_ENTRIES SHOWN:_
--- --- ---

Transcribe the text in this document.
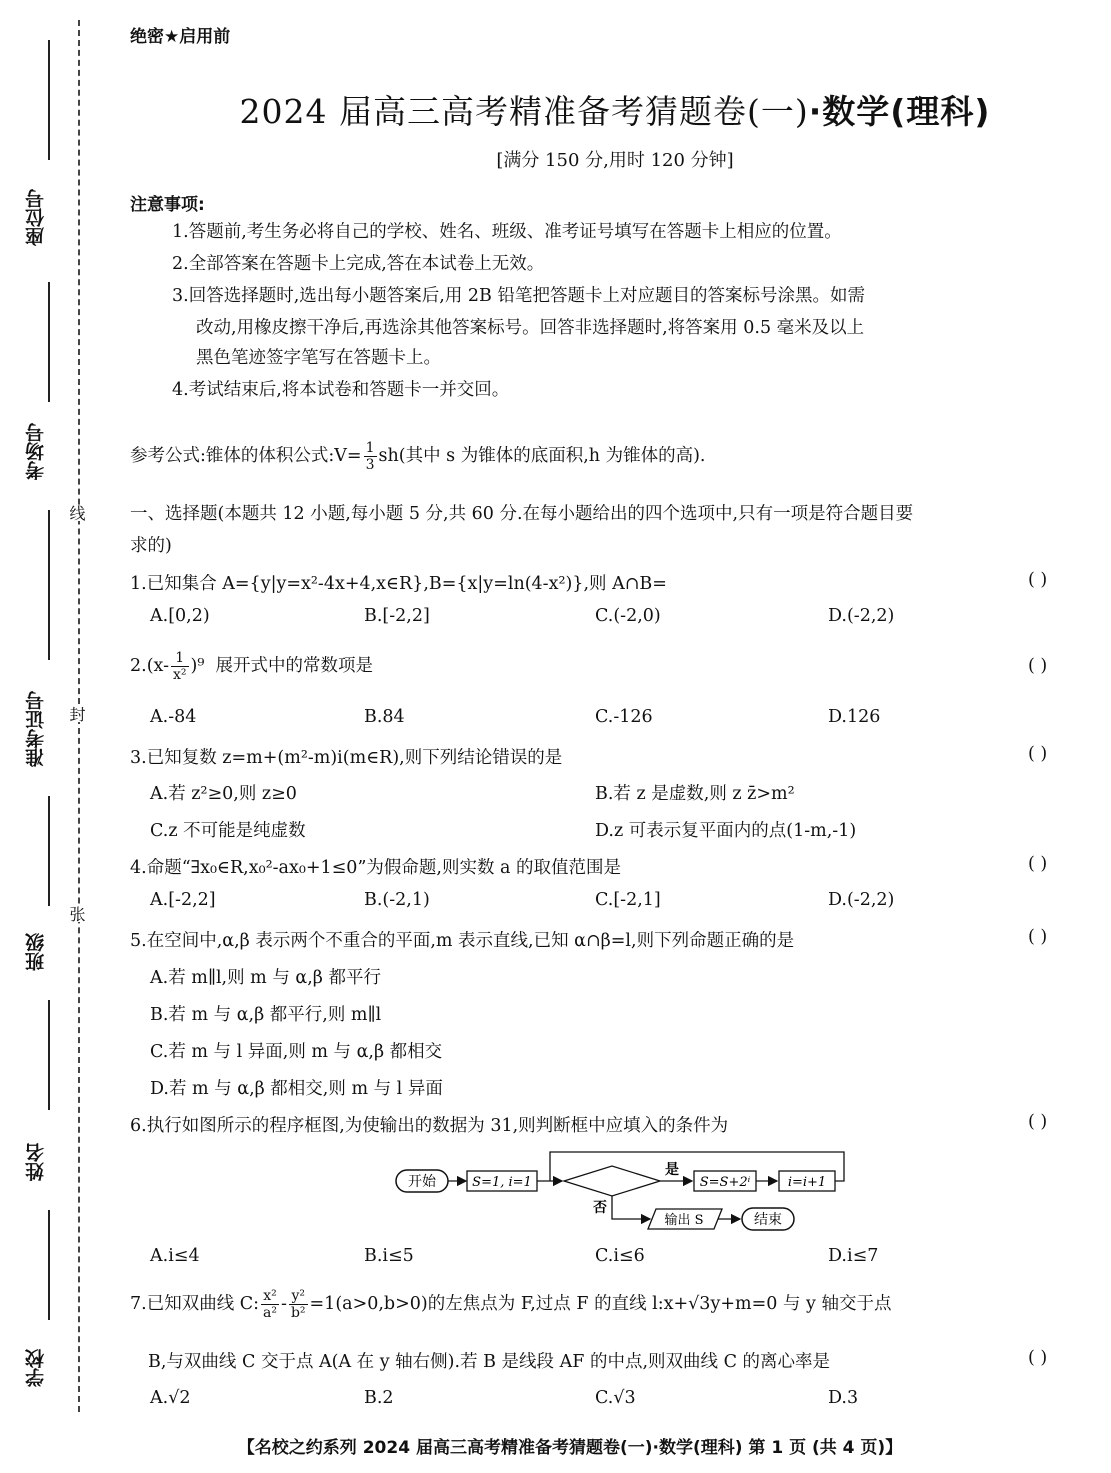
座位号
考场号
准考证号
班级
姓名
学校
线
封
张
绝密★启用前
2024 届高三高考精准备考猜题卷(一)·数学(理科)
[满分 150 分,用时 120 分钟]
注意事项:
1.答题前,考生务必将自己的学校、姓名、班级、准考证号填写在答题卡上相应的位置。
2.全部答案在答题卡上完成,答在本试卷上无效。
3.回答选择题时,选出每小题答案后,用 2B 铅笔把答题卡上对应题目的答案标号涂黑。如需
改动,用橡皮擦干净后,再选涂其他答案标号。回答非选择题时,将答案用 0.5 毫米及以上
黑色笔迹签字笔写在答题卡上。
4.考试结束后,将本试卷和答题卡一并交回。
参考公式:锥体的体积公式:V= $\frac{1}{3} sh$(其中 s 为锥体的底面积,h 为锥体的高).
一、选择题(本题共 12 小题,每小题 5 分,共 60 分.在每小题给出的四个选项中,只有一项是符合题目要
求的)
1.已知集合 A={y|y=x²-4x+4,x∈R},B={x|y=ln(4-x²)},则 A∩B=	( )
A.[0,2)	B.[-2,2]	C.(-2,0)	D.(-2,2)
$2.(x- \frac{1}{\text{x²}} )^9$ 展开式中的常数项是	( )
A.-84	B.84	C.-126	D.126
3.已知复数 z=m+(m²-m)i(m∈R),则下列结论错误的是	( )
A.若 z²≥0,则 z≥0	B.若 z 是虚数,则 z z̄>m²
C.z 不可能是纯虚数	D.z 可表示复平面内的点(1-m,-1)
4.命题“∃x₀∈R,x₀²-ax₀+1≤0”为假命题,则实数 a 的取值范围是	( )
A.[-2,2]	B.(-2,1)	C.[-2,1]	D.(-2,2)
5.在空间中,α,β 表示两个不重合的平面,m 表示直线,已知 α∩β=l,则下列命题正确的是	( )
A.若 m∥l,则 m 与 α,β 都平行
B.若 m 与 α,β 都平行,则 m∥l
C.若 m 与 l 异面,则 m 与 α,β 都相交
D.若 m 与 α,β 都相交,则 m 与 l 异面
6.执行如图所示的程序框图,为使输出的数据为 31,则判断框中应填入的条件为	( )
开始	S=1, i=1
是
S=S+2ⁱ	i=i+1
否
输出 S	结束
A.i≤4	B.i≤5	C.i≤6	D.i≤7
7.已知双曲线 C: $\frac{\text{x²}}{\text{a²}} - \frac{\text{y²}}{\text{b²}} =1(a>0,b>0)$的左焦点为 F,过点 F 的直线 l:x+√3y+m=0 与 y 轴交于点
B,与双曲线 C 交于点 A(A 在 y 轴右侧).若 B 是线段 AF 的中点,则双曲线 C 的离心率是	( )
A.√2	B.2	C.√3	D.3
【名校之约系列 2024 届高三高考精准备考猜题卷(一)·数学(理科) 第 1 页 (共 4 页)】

--- --- ---

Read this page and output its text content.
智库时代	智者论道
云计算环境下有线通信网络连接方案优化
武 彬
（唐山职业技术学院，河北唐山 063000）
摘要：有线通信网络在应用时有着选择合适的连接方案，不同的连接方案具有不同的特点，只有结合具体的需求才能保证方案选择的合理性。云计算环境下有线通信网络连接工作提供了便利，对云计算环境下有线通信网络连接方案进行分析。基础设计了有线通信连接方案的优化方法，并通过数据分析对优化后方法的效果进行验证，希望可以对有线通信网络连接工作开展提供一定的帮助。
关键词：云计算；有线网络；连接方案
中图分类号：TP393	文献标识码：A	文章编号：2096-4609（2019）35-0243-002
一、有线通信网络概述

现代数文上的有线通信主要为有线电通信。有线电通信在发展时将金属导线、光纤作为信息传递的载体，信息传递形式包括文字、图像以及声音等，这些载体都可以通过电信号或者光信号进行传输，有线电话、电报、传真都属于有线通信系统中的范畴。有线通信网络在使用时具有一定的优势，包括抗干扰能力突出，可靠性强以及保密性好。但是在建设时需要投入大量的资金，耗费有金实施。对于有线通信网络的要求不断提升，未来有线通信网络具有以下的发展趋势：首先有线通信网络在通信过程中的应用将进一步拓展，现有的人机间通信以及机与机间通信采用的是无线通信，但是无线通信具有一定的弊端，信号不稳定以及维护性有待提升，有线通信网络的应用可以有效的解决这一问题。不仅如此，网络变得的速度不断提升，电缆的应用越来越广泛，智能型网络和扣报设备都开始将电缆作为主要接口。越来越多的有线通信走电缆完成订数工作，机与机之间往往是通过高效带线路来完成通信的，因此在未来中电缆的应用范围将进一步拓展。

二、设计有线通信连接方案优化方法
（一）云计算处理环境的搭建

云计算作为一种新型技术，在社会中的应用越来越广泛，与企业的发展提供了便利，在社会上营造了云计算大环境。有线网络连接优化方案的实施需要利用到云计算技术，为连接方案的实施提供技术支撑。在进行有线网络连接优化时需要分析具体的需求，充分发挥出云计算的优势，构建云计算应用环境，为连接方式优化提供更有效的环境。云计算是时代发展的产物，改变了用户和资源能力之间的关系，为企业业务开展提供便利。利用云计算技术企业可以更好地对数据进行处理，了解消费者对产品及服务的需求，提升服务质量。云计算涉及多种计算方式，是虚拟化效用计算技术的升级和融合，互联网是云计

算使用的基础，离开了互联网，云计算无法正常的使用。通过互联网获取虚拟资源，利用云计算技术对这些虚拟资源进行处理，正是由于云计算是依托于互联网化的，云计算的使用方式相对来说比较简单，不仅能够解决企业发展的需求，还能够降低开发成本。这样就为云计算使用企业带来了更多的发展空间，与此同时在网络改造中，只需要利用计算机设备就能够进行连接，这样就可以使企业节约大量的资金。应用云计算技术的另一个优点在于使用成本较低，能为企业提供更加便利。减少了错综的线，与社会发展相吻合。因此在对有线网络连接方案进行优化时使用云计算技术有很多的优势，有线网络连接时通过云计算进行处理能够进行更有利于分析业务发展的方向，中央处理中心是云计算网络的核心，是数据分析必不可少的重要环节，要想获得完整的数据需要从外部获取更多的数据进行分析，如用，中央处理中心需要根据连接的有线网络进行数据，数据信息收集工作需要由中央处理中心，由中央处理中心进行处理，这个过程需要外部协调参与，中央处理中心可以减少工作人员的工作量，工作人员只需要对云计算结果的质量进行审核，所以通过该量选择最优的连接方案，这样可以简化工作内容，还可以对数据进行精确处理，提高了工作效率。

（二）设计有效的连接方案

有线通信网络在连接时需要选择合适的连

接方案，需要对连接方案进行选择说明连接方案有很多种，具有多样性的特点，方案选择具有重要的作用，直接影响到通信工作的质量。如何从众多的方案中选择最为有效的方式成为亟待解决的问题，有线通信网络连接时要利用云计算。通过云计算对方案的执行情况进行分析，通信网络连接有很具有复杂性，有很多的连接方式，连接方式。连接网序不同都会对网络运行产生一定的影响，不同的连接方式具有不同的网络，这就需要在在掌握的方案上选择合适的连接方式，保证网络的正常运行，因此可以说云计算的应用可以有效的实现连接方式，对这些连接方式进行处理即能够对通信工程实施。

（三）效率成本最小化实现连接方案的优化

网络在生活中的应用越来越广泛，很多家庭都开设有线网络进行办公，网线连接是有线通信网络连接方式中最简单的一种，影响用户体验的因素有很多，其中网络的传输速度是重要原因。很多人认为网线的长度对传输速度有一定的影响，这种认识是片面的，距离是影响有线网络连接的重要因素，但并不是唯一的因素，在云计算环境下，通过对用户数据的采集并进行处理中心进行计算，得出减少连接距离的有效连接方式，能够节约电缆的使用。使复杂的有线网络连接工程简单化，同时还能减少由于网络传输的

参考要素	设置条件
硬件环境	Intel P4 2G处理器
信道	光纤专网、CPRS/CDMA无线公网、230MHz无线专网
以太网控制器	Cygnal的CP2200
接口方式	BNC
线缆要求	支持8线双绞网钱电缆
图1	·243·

--- --- ---

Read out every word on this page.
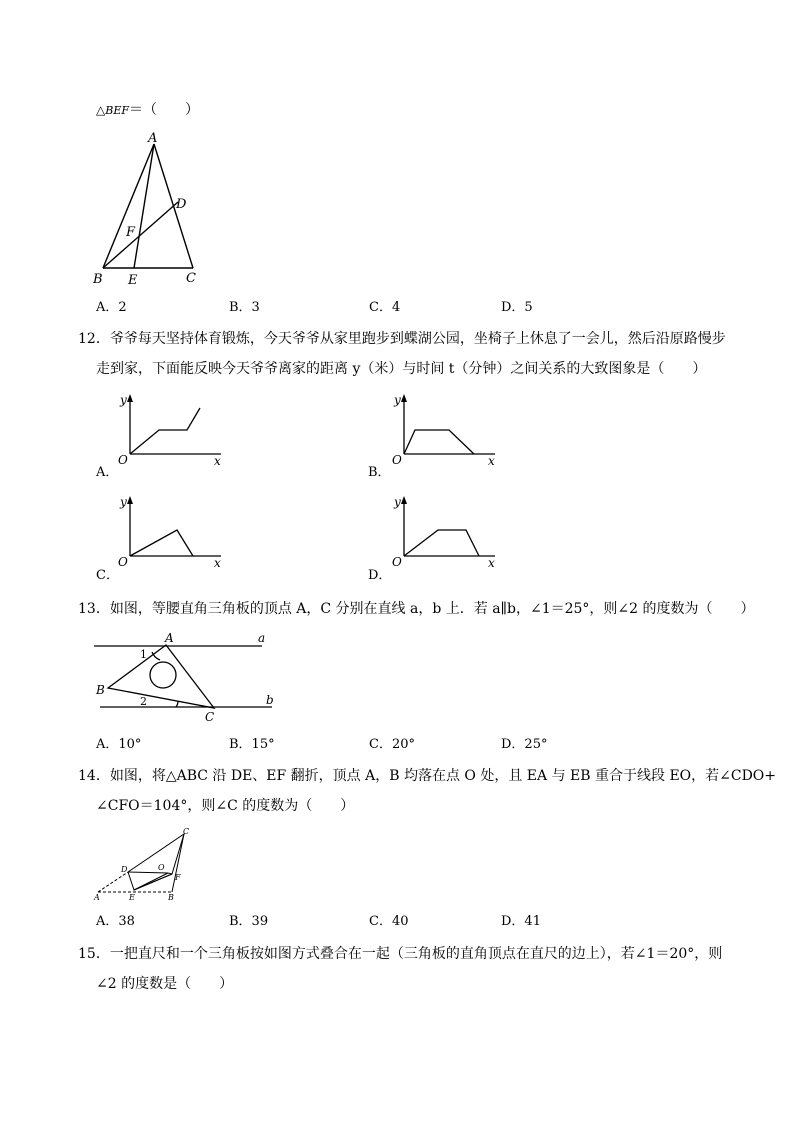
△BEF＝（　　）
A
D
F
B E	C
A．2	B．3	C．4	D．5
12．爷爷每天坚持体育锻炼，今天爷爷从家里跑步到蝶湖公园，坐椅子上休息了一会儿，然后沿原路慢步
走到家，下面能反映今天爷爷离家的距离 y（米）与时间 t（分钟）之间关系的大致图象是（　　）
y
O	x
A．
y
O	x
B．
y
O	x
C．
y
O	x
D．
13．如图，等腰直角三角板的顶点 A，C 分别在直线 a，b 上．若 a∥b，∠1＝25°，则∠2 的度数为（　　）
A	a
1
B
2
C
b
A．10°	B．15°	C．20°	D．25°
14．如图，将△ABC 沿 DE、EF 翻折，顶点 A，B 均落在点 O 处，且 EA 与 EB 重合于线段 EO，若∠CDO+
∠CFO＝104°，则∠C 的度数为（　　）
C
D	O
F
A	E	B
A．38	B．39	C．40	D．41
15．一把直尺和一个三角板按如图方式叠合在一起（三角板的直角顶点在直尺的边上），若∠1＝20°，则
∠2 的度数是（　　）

--- --- ---

_GOAL:_ Where a line above contains the word "Read", copy that line.

_TASK RESULT:_
Read this page and output its text content.
Read out every word on this page.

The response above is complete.